[Dataset entries]

####

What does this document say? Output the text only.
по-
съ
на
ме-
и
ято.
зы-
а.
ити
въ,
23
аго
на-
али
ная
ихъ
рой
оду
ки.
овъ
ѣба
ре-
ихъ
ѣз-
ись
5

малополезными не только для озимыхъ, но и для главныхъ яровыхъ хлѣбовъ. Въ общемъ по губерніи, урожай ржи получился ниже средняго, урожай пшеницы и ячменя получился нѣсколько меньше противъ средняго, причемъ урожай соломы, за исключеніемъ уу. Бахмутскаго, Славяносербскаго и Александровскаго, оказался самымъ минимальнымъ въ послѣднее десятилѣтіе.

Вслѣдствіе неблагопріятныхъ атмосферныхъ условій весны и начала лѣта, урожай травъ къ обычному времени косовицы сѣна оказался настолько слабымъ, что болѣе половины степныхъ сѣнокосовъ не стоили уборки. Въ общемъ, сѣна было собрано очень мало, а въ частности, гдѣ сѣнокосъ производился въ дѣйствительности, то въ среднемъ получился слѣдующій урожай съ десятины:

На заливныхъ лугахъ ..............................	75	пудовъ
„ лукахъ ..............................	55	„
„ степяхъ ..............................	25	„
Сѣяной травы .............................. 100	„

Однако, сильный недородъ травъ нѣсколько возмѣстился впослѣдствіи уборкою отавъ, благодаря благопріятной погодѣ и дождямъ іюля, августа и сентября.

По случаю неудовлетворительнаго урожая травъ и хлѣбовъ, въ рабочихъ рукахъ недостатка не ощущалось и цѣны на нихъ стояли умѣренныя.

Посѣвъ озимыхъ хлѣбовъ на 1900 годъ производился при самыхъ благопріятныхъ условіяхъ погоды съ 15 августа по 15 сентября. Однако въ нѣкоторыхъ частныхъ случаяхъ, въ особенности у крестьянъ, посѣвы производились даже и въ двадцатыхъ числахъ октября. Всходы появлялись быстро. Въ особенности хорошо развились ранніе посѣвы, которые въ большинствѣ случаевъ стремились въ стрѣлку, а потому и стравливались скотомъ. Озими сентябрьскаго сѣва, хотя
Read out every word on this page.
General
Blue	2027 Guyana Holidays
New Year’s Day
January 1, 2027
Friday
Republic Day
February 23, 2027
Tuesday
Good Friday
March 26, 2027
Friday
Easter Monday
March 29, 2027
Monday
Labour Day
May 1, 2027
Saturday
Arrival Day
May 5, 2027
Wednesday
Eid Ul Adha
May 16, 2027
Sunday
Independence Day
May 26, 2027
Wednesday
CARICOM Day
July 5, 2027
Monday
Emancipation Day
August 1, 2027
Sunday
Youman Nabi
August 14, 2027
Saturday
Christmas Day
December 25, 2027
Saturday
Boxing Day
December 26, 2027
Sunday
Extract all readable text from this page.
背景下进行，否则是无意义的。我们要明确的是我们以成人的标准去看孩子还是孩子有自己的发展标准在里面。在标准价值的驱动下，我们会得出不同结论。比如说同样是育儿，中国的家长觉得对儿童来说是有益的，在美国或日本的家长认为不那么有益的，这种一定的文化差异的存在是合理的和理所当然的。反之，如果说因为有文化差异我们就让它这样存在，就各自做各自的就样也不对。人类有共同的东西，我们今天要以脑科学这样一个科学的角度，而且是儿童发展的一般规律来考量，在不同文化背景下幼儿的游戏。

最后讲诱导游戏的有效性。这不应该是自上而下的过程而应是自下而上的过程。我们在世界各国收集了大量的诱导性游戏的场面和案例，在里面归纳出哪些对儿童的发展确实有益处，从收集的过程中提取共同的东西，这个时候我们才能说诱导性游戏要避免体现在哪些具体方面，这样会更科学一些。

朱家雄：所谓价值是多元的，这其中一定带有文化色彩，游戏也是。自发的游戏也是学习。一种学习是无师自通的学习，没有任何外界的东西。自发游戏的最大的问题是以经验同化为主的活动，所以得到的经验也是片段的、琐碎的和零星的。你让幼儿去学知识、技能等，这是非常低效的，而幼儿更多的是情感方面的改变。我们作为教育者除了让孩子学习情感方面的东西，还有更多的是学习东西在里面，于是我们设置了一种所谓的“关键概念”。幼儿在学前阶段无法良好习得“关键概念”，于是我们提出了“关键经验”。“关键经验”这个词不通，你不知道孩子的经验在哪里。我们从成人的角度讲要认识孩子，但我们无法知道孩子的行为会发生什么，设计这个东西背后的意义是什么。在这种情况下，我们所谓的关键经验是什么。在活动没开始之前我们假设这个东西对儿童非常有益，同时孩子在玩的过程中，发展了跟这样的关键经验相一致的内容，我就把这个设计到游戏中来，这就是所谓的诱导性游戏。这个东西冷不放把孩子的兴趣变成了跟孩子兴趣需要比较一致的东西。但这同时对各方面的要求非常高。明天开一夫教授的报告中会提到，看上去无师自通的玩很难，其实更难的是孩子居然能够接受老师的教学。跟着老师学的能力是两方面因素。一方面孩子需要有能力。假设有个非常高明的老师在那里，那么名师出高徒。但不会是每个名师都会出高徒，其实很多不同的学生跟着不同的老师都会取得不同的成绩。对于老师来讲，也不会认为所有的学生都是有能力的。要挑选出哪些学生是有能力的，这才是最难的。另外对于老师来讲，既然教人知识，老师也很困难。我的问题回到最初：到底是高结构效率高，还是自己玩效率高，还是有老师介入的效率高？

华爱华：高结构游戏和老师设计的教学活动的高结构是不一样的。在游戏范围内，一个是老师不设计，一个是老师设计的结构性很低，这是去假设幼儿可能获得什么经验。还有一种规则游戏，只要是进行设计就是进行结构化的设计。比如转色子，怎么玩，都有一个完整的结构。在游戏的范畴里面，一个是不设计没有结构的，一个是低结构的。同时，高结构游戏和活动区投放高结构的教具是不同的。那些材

####

To be done
Make an exact copy of the data above.

Problem solution
What does this document say? Output the text only.
по-
съ
на
ме-
и
ято.
зы-
а.
ити
въ,
23
аго
на-
али
ная
ихъ
рой
оду
ки.
овъ
ѣба
ре-
ихъ
ѣз-
ись
5

малополезными не только для озимыхъ, но и для главныхъ яровыхъ хлѣбовъ. Въ общемъ по губерніи, урожай ржи получился ниже средняго, урожай пшеницы и ячменя получился нѣсколько меньше противъ средняго, причемъ урожай соломы, за исключеніемъ уу. Бахмутскаго, Славяносербскаго и Александровскаго, оказался самымъ минимальнымъ въ послѣднее десятилѣтіе.

Вслѣдствіе неблагопріятныхъ атмосферныхъ условій весны и начала лѣта, урожай травъ къ обычному времени косовицы сѣна оказался настолько слабымъ, что болѣе половины степныхъ сѣнокосовъ не стоили уборки. Въ общемъ, сѣна было собрано очень мало, а въ частности, гдѣ сѣнокосъ производился въ дѣйствительности, то въ среднемъ получился слѣдующій урожай съ десятины:

На заливныхъ лугахъ ..............................	75	пудовъ
„ лукахъ ..............................	55	„
„ степяхъ ..............................	25	„
Сѣяной травы .............................. 100	„

Однако, сильный недородъ травъ нѣсколько возмѣстился впослѣдствіи уборкою отавъ, благодаря благопріятной погодѣ и дождямъ іюля, августа и сентября.

По случаю неудовлетворительнаго урожая травъ и хлѣбовъ, въ рабочихъ рукахъ недостатка не ощущалось и цѣны на нихъ стояли умѣренныя.

Посѣвъ озимыхъ хлѣбовъ на 1900 годъ производился при самыхъ благопріятныхъ условіяхъ погоды съ 15 августа по 15 сентября. Однако въ нѣкоторыхъ частныхъ случаяхъ, въ особенности у крестьянъ, посѣвы производились даже и въ двадцатыхъ числахъ октября. Всходы появлялись быстро. Въ особенности хорошо развились ранніе посѣвы, которые въ большинствѣ случаевъ стремились въ стрѣлку, а потому и стравливались скотомъ. Озими сентябрьскаго сѣва, хотя
Read out every word on this page.
General
Blue	2027 Guyana Holidays
New Year’s Day
January 1, 2027
Friday
Republic Day
February 23, 2027
Tuesday
Good Friday
March 26, 2027
Friday
Easter Monday
March 29, 2027
Monday
Labour Day
May 1, 2027
Saturday
Arrival Day
May 5, 2027
Wednesday
Eid Ul Adha
May 16, 2027
Sunday
Independence Day
May 26, 2027
Wednesday
CARICOM Day
July 5, 2027
Monday
Emancipation Day
August 1, 2027
Sunday
Youman Nabi
August 14, 2027
Saturday
Christmas Day
December 25, 2027
Saturday
Boxing Day
December 26, 2027
Sunday
Extract all readable text from this page.
背景下进行，否则是无意义的。我们要明确的是我们以成人的标准去看孩子还是孩子有自己的发展标准在里面。在标准价值的驱动下，我们会得出不同结论。比如说同样是育儿，中国的家长觉得对儿童来说是有益的，在美国或日本的家长认为不那么有益的，这种一定的文化差异的存在是合理的和理所当然的。反之，如果说因为有文化差异我们就让它这样存在，就各自做各自的就样也不对。人类有共同的东西，我们今天要以脑科学这样一个科学的角度，而且是儿童发展的一般规律来考量，在不同文化背景下幼儿的游戏。

最后讲诱导游戏的有效性。这不应该是自上而下的过程而应是自下而上的过程。我们在世界各国收集了大量的诱导性游戏的场面和案例，在里面归纳出哪些对儿童的发展确实有益处，从收集的过程中提取共同的东西，这个时候我们才能说诱导性游戏要避免体现在哪些具体方面，这样会更科学一些。

朱家雄：所谓价值是多元的，这其中一定带有文化色彩，游戏也是。自发的游戏也是学习。一种学习是无师自通的学习，没有任何外界的东西。自发游戏的最大的问题是以经验同化为主的活动，所以得到的经验也是片段的、琐碎的和零星的。你让幼儿去学知识、技能等，这是非常低效的，而幼儿更多的是情感方面的改变。我们作为教育者除了让孩子学习情感方面的东西，还有更多的是学习东西在里面，于是我们设置了一种所谓的“关键概念”。幼儿在学前阶段无法良好习得“关键概念”，于是我们提出了“关键经验”。“关键经验”这个词不通，你不知道孩子的经验在哪里。我们从成人的角度讲要认识孩子，但我们无法知道孩子的行为会发生什么，设计这个东西背后的意义是什么。在这种情况下，我们所谓的关键经验是什么。在活动没开始之前我们假设这个东西对儿童非常有益，同时孩子在玩的过程中，发展了跟这样的关键经验相一致的内容，我就把这个设计到游戏中来，这就是所谓的诱导性游戏。这个东西冷不放把孩子的兴趣变成了跟孩子兴趣需要比较一致的东西。但这同时对各方面的要求非常高。明天开一夫教授的报告中会提到，看上去无师自通的玩很难，其实更难的是孩子居然能够接受老师的教学。跟着老师学的能力是两方面因素。一方面孩子需要有能力。假设有个非常高明的老师在那里，那么名师出高徒。但不会是每个名师都会出高徒，其实很多不同的学生跟着不同的老师都会取得不同的成绩。对于老师来讲，也不会认为所有的学生都是有能力的。要挑选出哪些学生是有能力的，这才是最难的。另外对于老师来讲，既然教人知识，老师也很困难。我的问题回到最初：到底是高结构效率高，还是自己玩效率高，还是有老师介入的效率高？

华爱华：高结构游戏和老师设计的教学活动的高结构是不一样的。在游戏范围内，一个是老师不设计，一个是老师设计的结构性很低，这是去假设幼儿可能获得什么经验。还有一种规则游戏，只要是进行设计就是进行结构化的设计。比如转色子，怎么玩，都有一个完整的结构。在游戏的范畴里面，一个是不设计没有结构的，一个是低结构的。同时，高结构游戏和活动区投放高结构的教具是不同的。那些材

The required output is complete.